*REQUEST*. Gather each line containing the string "series" from these entries.

*EXERCISE DATA*.
══════
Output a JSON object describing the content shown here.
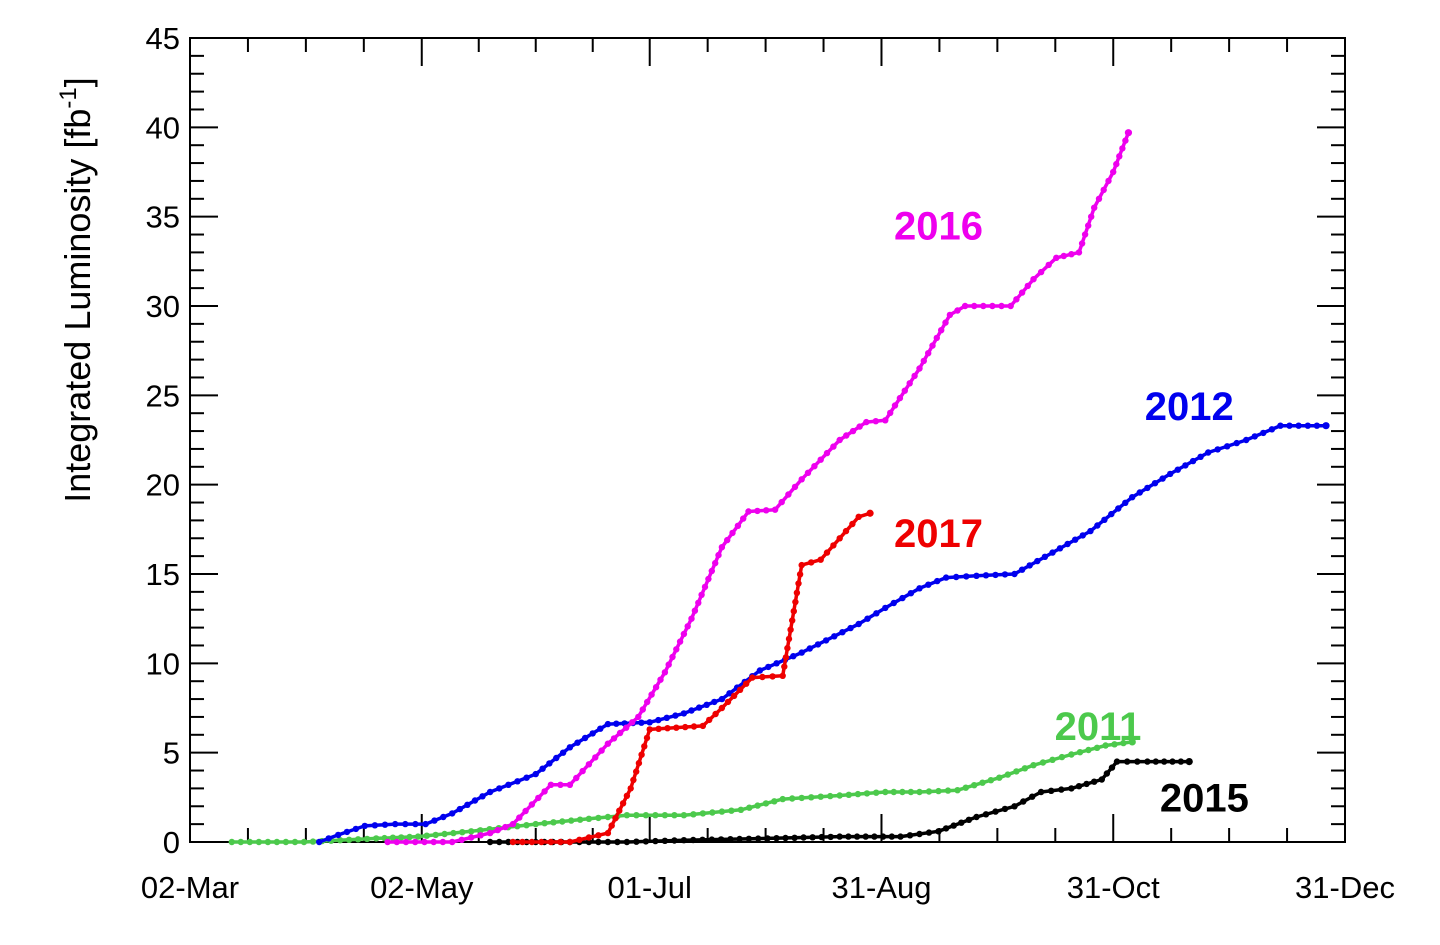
{
  "chart_data": {
    "type": "line",
    "title": "",
    "xlabel": "",
    "ylabel": "Integrated Luminosity [fb",
    "ylabel_superscript": "-1",
    "ylabel_suffix": "]",
    "x_unit": "day-of-year",
    "xlim": [
      "02-Mar",
      "31-Dec"
    ],
    "ylim": [
      0,
      45
    ],
    "grid": false,
    "legend": "inline labels",
    "x_tick_labels": [
      "02-Mar",
      "02-May",
      "01-Jul",
      "31-Aug",
      "31-Oct",
      "31-Dec"
    ],
    "x_tick_dates": [
      "03-02",
      "05-02",
      "07-01",
      "08-31",
      "10-31",
      "12-31"
    ],
    "y_ticks": [
      0,
      5,
      10,
      15,
      20,
      25,
      30,
      35,
      40,
      45
    ],
    "series": [
      {
        "name": "2011",
        "color": "#4cc94c",
        "points": [
          [
            "03-13",
            0
          ],
          [
            "04-01",
            0
          ],
          [
            "04-20",
            0.2
          ],
          [
            "05-01",
            0.3
          ],
          [
            "05-15",
            0.6
          ],
          [
            "06-01",
            1.0
          ],
          [
            "06-15",
            1.3
          ],
          [
            "06-25",
            1.5
          ],
          [
            "07-10",
            1.5
          ],
          [
            "07-25",
            1.8
          ],
          [
            "08-05",
            2.4
          ],
          [
            "08-20",
            2.6
          ],
          [
            "09-01",
            2.8
          ],
          [
            "09-10",
            2.8
          ],
          [
            "09-20",
            2.9
          ],
          [
            "10-01",
            3.6
          ],
          [
            "10-10",
            4.3
          ],
          [
            "10-20",
            4.9
          ],
          [
            "10-29",
            5.4
          ],
          [
            "11-05",
            5.6
          ]
        ]
      },
      {
        "name": "2012",
        "color": "#0000ee",
        "points": [
          [
            "04-05",
            0
          ],
          [
            "04-10",
            0.4
          ],
          [
            "04-17",
            0.9
          ],
          [
            "04-25",
            1.0
          ],
          [
            "05-03",
            1.0
          ],
          [
            "05-10",
            1.6
          ],
          [
            "05-20",
            2.8
          ],
          [
            "06-01",
            3.8
          ],
          [
            "06-10",
            5.3
          ],
          [
            "06-20",
            6.6
          ],
          [
            "07-01",
            6.7
          ],
          [
            "07-10",
            7.2
          ],
          [
            "07-20",
            8.0
          ],
          [
            "07-30",
            9.6
          ],
          [
            "08-10",
            10.6
          ],
          [
            "08-25",
            12.2
          ],
          [
            "09-01",
            13.1
          ],
          [
            "09-10",
            14.2
          ],
          [
            "09-17",
            14.8
          ],
          [
            "09-25",
            14.9
          ],
          [
            "10-05",
            15.0
          ],
          [
            "10-15",
            16.2
          ],
          [
            "10-25",
            17.4
          ],
          [
            "11-05",
            19.3
          ],
          [
            "11-15",
            20.6
          ],
          [
            "11-25",
            21.8
          ],
          [
            "12-05",
            22.5
          ],
          [
            "12-14",
            23.3
          ],
          [
            "12-26",
            23.3
          ]
        ]
      },
      {
        "name": "2015",
        "color": "#000000",
        "points": [
          [
            "05-20",
            0
          ],
          [
            "06-01",
            0
          ],
          [
            "06-10",
            0
          ],
          [
            "06-25",
            0
          ],
          [
            "07-10",
            0.1
          ],
          [
            "08-01",
            0.2
          ],
          [
            "08-20",
            0.3
          ],
          [
            "09-05",
            0.3
          ],
          [
            "09-15",
            0.6
          ],
          [
            "09-25",
            1.4
          ],
          [
            "10-05",
            2.0
          ],
          [
            "10-12",
            2.8
          ],
          [
            "10-20",
            3.0
          ],
          [
            "10-28",
            3.5
          ],
          [
            "11-01",
            4.5
          ],
          [
            "11-09",
            4.5
          ],
          [
            "11-20",
            4.5
          ]
        ]
      },
      {
        "name": "2016",
        "color": "#ee00ee",
        "points": [
          [
            "04-23",
            0
          ],
          [
            "05-10",
            0
          ],
          [
            "05-20",
            0.5
          ],
          [
            "05-26",
            1.0
          ],
          [
            "06-05",
            3.2
          ],
          [
            "06-10",
            3.2
          ],
          [
            "06-20",
            5.5
          ],
          [
            "06-28",
            7.0
          ],
          [
            "07-05",
            9.5
          ],
          [
            "07-12",
            12.5
          ],
          [
            "07-20",
            16.5
          ],
          [
            "07-27",
            18.5
          ],
          [
            "08-03",
            18.6
          ],
          [
            "08-10",
            20.3
          ],
          [
            "08-20",
            22.5
          ],
          [
            "08-27",
            23.5
          ],
          [
            "09-01",
            23.6
          ],
          [
            "09-10",
            26.5
          ],
          [
            "09-18",
            29.5
          ],
          [
            "09-22",
            30.0
          ],
          [
            "10-04",
            30.0
          ],
          [
            "10-10",
            31.5
          ],
          [
            "10-16",
            32.7
          ],
          [
            "10-22",
            33.0
          ],
          [
            "10-26",
            35.5
          ],
          [
            "10-31",
            37.5
          ],
          [
            "11-04",
            39.7
          ]
        ]
      },
      {
        "name": "2017",
        "color": "#ee0000",
        "points": [
          [
            "05-26",
            0
          ],
          [
            "06-10",
            0
          ],
          [
            "06-20",
            0.5
          ],
          [
            "06-26",
            3.0
          ],
          [
            "07-01",
            6.3
          ],
          [
            "07-15",
            6.5
          ],
          [
            "07-20",
            7.5
          ],
          [
            "07-28",
            9.2
          ],
          [
            "08-05",
            9.3
          ],
          [
            "08-10",
            15.5
          ],
          [
            "08-15",
            15.8
          ],
          [
            "08-20",
            17.0
          ],
          [
            "08-25",
            18.2
          ],
          [
            "08-28",
            18.4
          ]
        ]
      }
    ],
    "labels": [
      {
        "series": "2016",
        "text": "2016",
        "at": [
          "09-15",
          34.5
        ]
      },
      {
        "series": "2012",
        "text": "2012",
        "at": [
          "11-20",
          24.4
        ]
      },
      {
        "series": "2017",
        "text": "2017",
        "at": [
          "09-15",
          17.3
        ]
      },
      {
        "series": "2011",
        "text": "2011",
        "at": [
          "10-27",
          6.5
        ]
      },
      {
        "series": "2015",
        "text": "2015",
        "at": [
          "11-24",
          2.5
        ]
      }
    ]
  }
}
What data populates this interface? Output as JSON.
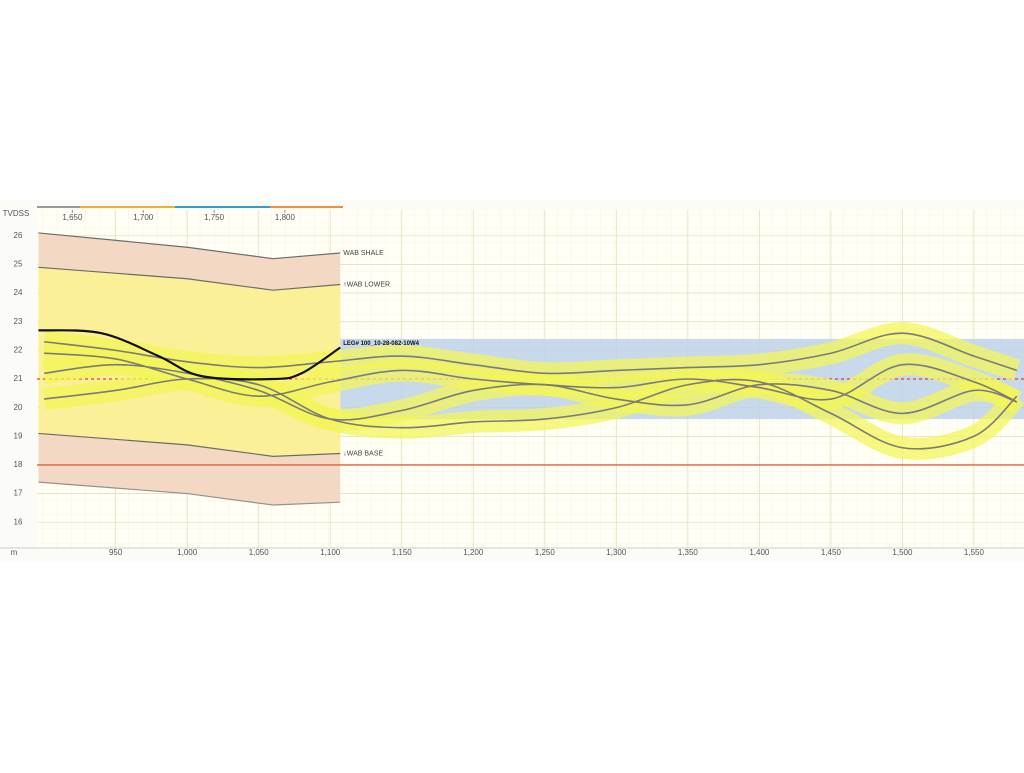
{
  "chart_data": {
    "type": "line",
    "y_label": "TVDSS",
    "x_label": "m",
    "xlim": [
      895,
      1585
    ],
    "ylim": [
      15.1,
      26.9
    ],
    "xticks": [
      950,
      {
        "value": 1000,
        "label": "1,000"
      },
      {
        "value": 1050,
        "label": "1,050"
      },
      {
        "value": 1100,
        "label": "1,100"
      },
      {
        "value": 1150,
        "label": "1,150"
      },
      {
        "value": 1200,
        "label": "1,200"
      },
      {
        "value": 1250,
        "label": "1,250"
      },
      {
        "value": 1300,
        "label": "1,300"
      },
      {
        "value": 1350,
        "label": "1,350"
      },
      {
        "value": 1400,
        "label": "1,400"
      },
      {
        "value": 1450,
        "label": "1,450"
      },
      {
        "value": 1500,
        "label": "1,500"
      },
      {
        "value": 1550,
        "label": "1,550"
      }
    ],
    "yticks": [
      16,
      17,
      18,
      19,
      20,
      21,
      22,
      23,
      24,
      25,
      26
    ],
    "top_xlim": [
      1625,
      1841
    ],
    "top_xticks": [
      {
        "value": 1650,
        "label": "1,650"
      },
      {
        "value": 1700,
        "label": "1,700"
      },
      {
        "value": 1750,
        "label": "1,750"
      },
      {
        "value": 1800,
        "label": "1,800"
      }
    ],
    "grid": true,
    "formations": {
      "x": [
        896,
        1000,
        1060,
        1107
      ],
      "lines": [
        {
          "name": "WAB SHALE",
          "color": "#6b6b6b",
          "values": [
            26.1,
            25.6,
            25.2,
            25.4
          ]
        },
        {
          "name": "↑WAB LOWER",
          "color": "#6b6b6b",
          "values": [
            24.9,
            24.5,
            24.1,
            24.3
          ]
        },
        {
          "name": "↓WAB BASE",
          "color": "#6b6b6b",
          "values": [
            19.1,
            18.7,
            18.3,
            18.4
          ]
        },
        {
          "color": "#9a8f88",
          "values": [
            17.4,
            17.0,
            16.6,
            16.7
          ]
        }
      ]
    },
    "well": {
      "name": "LEG# 100_10-28-082-10W4",
      "color": "#111111",
      "x": [
        896,
        940,
        980,
        1010,
        1060,
        1080,
        1107
      ],
      "values": [
        22.7,
        22.6,
        21.8,
        21.1,
        21.0,
        21.2,
        22.1
      ]
    },
    "target": {
      "x": [
        1107,
        1585
      ],
      "lower": 19.6,
      "upper": 22.4,
      "color": "#b9cfe8"
    },
    "reference_lines": [
      {
        "value": 18.0,
        "color": "#e0603a",
        "dashed": false
      },
      {
        "value": 21.0,
        "color": "#e04030",
        "dashed": true
      }
    ],
    "x": [
      900,
      950,
      1000,
      1050,
      1100,
      1150,
      1200,
      1250,
      1300,
      1350,
      1400,
      1450,
      1500,
      1550,
      1580
    ],
    "series": [
      {
        "color": "#7a7a7a",
        "values": [
          22.3,
          22.0,
          21.6,
          21.4,
          21.6,
          21.8,
          21.5,
          21.2,
          21.3,
          21.4,
          21.5,
          21.9,
          22.6,
          21.8,
          21.3
        ]
      },
      {
        "color": "#7a7a7a",
        "values": [
          21.2,
          21.5,
          21.2,
          20.6,
          19.6,
          19.9,
          20.6,
          20.8,
          20.3,
          20.1,
          20.8,
          20.6,
          19.8,
          20.6,
          20.2
        ]
      },
      {
        "color": "#7a7a7a",
        "values": [
          20.3,
          20.6,
          21.0,
          20.8,
          19.6,
          19.3,
          19.5,
          19.6,
          20.0,
          20.8,
          20.9,
          19.8,
          18.6,
          19.0,
          20.4
        ]
      },
      {
        "color": "#7a7a7a",
        "values": [
          21.9,
          21.7,
          21.0,
          20.4,
          20.9,
          21.3,
          21.0,
          20.8,
          20.7,
          21.0,
          20.7,
          20.3,
          21.5,
          20.9,
          20.2
        ]
      }
    ]
  }
}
══════
*COMPLETE OUTPUT*.
    "series": [
        "series": "2016",
        "series": "2012",
        "series": "2017",
        "series": "2011",
        "series": "2015",
    "series": [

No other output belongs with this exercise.